- _THE PROBLEM_: When you reach a picture, leave it out; output everything else in the records exactly.

- _RECORDS FOR THE EXERCISE_:
*** Block opens ***

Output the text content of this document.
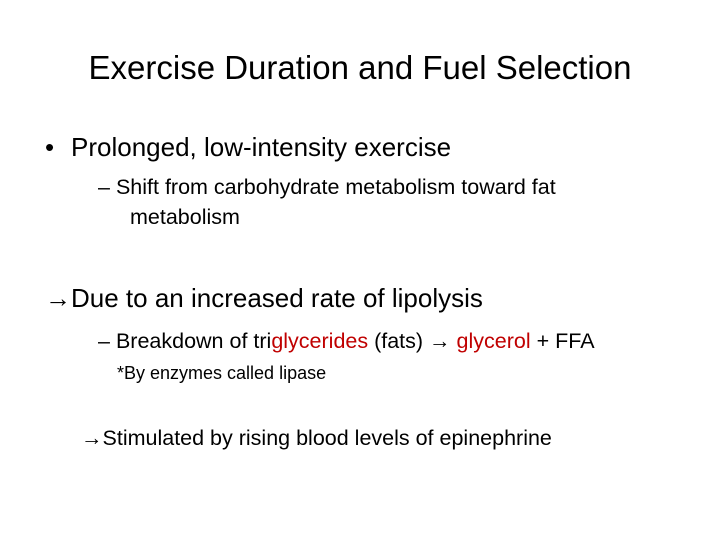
Exercise Duration and Fuel Selection
• Prolonged, low-intensity exercise
– Shift from carbohydrate metabolism toward fat
metabolism
→Due to an increased rate of lipolysis
– Breakdown of triglycerides (fats) → glycerol + FFA
*By enzymes called lipase
→Stimulated by rising blood levels of epinephrine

*** Block closes ***

- _OUTPUT_:
Output the text content of this document.
Exercise Duration and Fuel Selection
• Prolonged, low-intensity exercise
– Shift from carbohydrate metabolism toward fat
metabolism
→Due to an increased rate of lipolysis
– Breakdown of triglycerides (fats) → glycerol + FFA
*By enzymes called lipase
→Stimulated by rising blood levels of epinephrine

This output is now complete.